*Data to process:*
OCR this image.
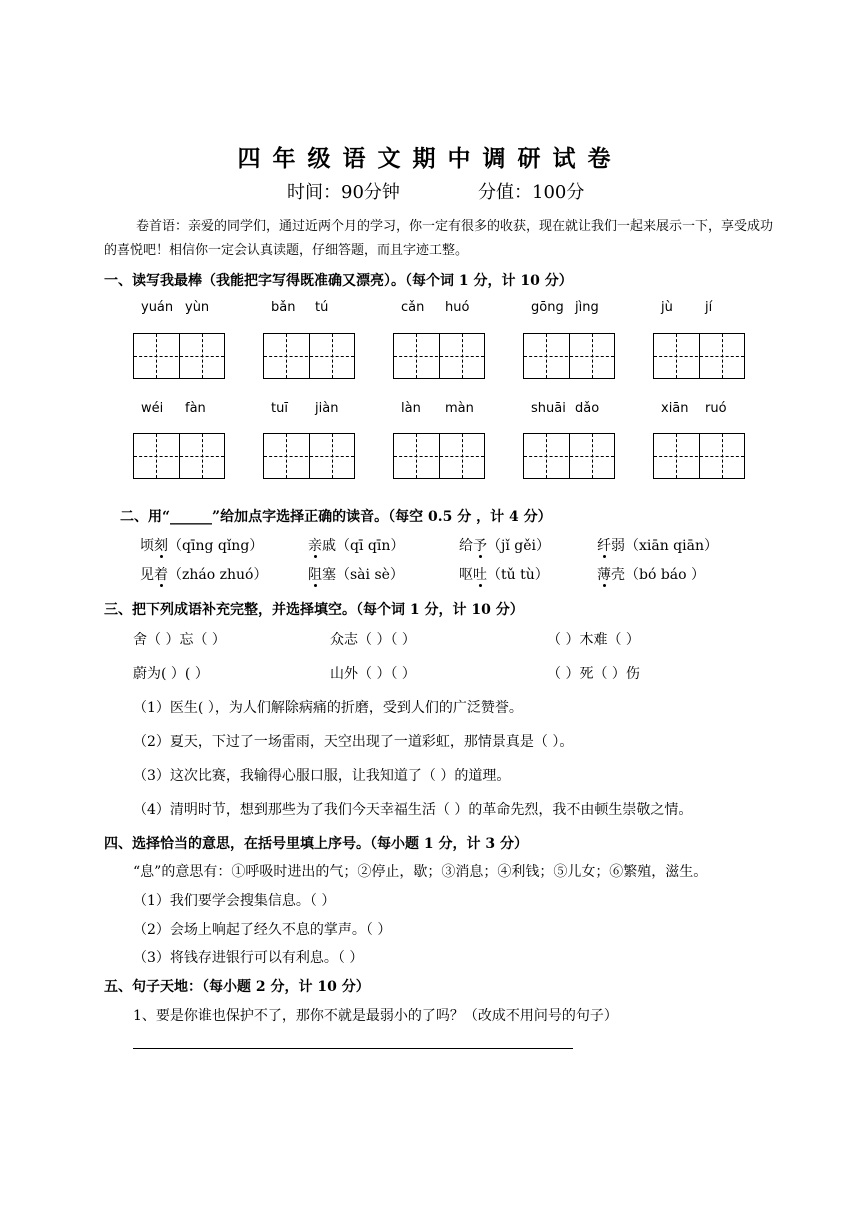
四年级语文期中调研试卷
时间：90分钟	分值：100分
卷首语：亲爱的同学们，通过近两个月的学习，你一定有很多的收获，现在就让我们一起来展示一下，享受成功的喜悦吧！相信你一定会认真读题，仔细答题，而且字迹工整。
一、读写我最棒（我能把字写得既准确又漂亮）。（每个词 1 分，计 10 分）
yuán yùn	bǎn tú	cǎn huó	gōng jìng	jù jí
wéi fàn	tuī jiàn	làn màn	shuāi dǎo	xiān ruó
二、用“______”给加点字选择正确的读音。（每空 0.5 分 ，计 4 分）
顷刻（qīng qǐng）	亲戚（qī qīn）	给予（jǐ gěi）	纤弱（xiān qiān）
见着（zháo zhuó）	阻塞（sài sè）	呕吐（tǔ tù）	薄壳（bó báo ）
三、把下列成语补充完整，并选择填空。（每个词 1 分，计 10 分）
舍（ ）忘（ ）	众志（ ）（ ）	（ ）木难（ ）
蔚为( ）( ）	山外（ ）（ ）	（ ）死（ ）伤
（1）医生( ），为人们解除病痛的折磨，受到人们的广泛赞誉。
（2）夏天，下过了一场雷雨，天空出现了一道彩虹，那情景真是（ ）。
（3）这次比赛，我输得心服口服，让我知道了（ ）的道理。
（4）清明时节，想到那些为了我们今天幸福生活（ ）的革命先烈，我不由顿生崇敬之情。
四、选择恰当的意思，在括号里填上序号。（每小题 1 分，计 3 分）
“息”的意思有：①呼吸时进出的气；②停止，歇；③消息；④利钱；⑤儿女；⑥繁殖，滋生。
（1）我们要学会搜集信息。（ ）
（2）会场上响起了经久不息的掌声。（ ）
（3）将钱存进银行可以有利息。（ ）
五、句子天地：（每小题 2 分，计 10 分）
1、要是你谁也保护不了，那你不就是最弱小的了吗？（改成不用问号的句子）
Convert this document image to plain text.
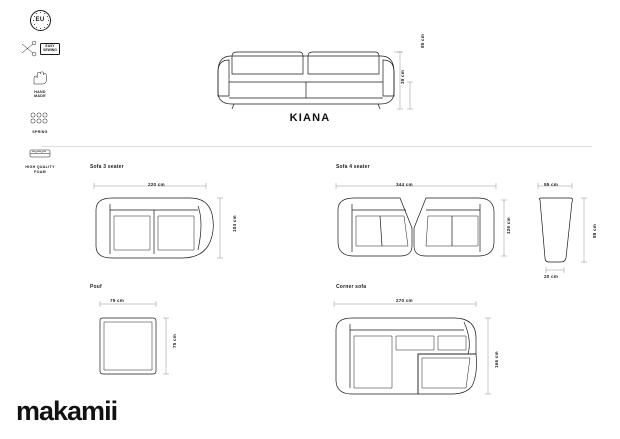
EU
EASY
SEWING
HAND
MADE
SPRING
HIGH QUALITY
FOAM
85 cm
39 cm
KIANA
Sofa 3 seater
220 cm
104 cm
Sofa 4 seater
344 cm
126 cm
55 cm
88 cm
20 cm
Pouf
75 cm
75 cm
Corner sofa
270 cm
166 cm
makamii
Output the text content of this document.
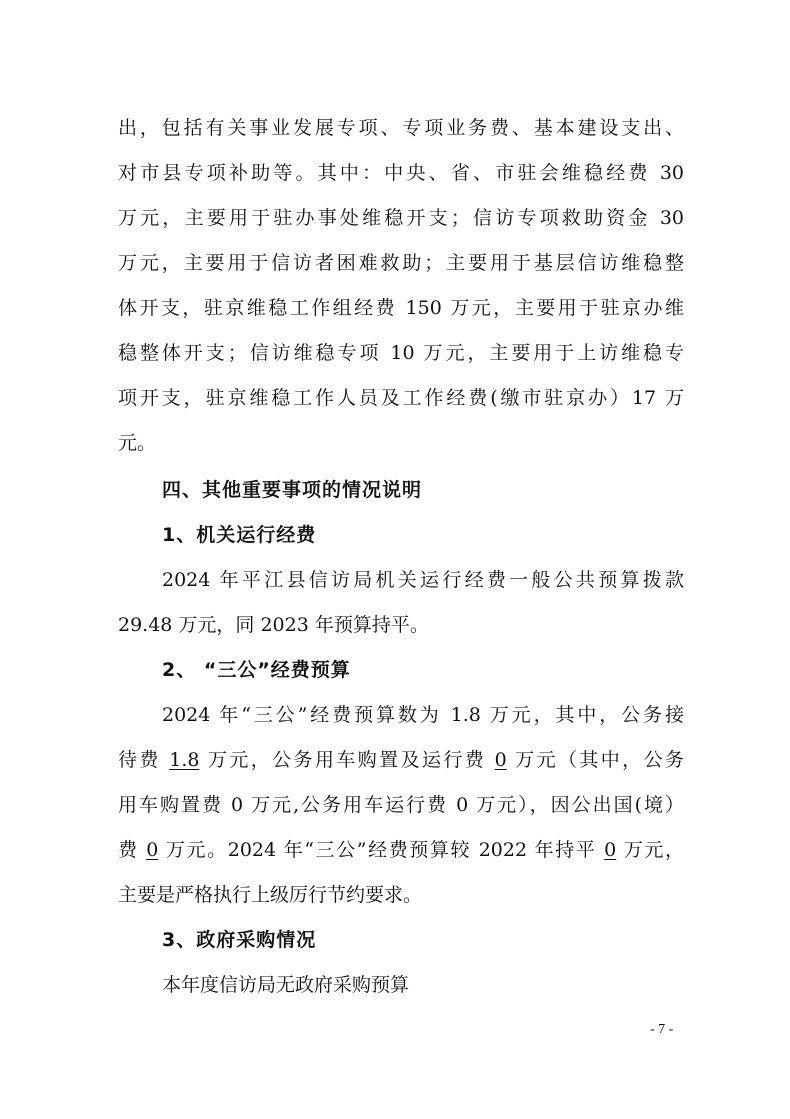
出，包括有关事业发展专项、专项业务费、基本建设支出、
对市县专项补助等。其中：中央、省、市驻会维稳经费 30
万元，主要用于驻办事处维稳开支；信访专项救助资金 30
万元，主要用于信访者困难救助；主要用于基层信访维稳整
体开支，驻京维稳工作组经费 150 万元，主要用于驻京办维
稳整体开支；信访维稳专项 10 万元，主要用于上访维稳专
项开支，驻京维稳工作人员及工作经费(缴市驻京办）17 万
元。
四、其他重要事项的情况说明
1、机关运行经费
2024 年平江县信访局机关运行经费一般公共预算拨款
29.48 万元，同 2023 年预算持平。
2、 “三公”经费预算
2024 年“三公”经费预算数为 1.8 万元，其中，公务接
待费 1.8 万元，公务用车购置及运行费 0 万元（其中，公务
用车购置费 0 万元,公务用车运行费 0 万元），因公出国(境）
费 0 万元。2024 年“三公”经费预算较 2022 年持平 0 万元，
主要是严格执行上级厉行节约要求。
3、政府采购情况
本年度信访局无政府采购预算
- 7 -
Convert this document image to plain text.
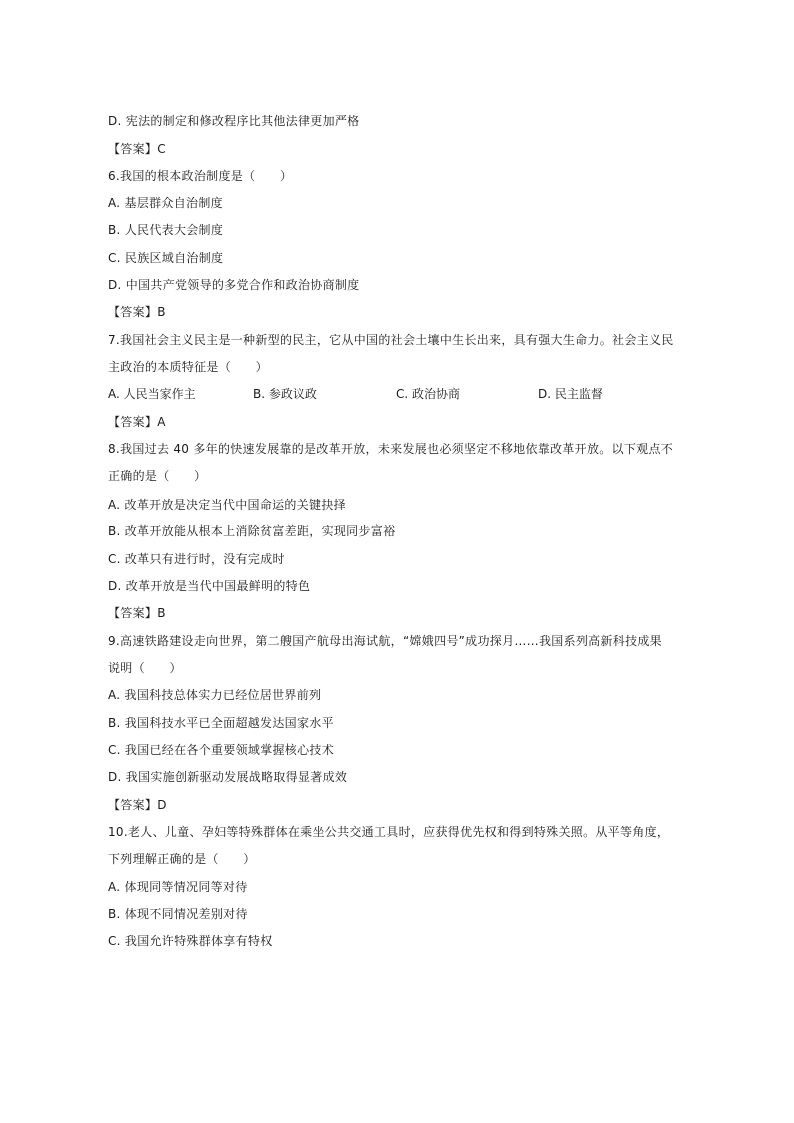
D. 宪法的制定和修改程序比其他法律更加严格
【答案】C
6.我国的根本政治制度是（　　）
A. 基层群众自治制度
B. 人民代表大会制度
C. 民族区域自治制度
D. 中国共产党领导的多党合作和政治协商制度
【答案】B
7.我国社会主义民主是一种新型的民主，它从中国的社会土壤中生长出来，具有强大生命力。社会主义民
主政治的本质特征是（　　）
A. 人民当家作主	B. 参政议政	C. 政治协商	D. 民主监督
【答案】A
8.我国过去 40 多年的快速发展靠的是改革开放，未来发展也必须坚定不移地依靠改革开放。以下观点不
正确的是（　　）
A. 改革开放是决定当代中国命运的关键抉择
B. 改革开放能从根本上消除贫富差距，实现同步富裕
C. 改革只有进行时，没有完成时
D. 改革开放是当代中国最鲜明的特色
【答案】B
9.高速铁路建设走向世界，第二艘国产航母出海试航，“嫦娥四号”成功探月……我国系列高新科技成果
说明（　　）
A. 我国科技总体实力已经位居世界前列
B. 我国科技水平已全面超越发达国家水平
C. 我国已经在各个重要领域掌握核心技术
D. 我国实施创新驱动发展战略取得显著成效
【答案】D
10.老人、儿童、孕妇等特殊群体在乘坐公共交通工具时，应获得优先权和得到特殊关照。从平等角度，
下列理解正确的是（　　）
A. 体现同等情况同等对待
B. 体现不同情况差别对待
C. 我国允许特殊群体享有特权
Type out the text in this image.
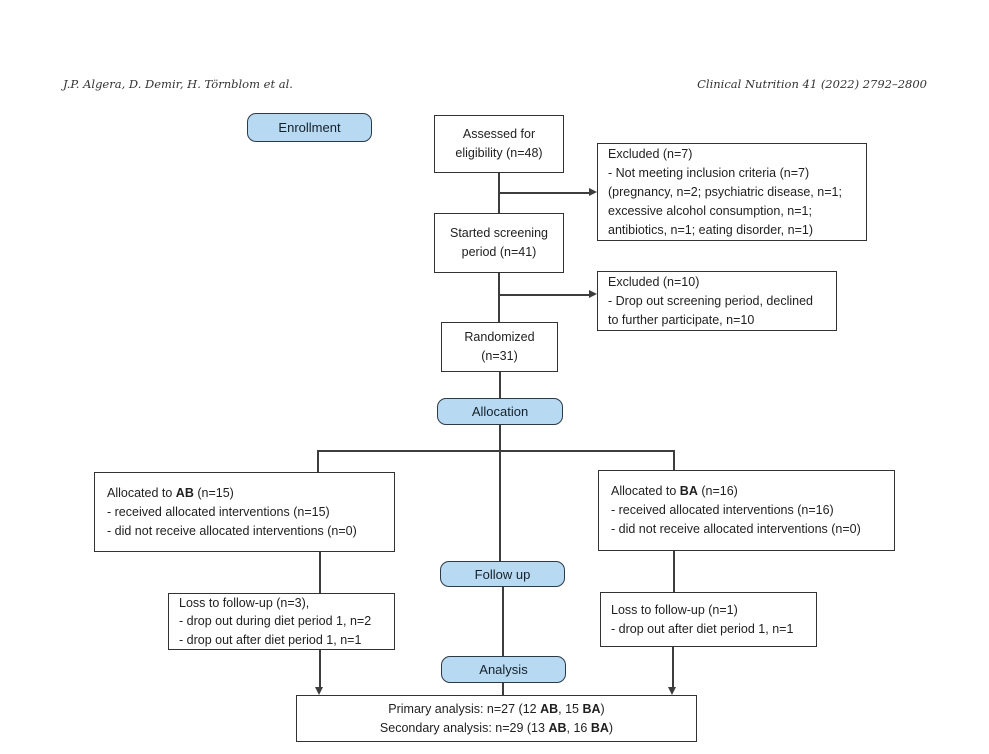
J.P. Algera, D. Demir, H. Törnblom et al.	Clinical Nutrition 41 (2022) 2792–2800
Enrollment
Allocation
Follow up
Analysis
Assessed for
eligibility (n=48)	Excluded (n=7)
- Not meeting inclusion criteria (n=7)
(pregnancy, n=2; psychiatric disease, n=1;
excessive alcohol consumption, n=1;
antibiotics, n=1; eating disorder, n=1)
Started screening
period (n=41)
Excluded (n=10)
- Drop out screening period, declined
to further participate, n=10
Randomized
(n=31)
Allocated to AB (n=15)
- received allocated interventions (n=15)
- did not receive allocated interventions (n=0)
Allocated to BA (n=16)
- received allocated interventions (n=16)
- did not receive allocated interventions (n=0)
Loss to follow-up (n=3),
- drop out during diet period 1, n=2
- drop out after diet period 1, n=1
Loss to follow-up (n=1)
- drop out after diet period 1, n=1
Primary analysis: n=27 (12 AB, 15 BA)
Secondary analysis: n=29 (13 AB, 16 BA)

*Directions:*
Only lines that contain the word "image" are wanted; copy each of them.

*Result of the exercise:*
OCR this image.
Convert this document image to plain text.
Convert this document image to plain text.
Type out the text in this image.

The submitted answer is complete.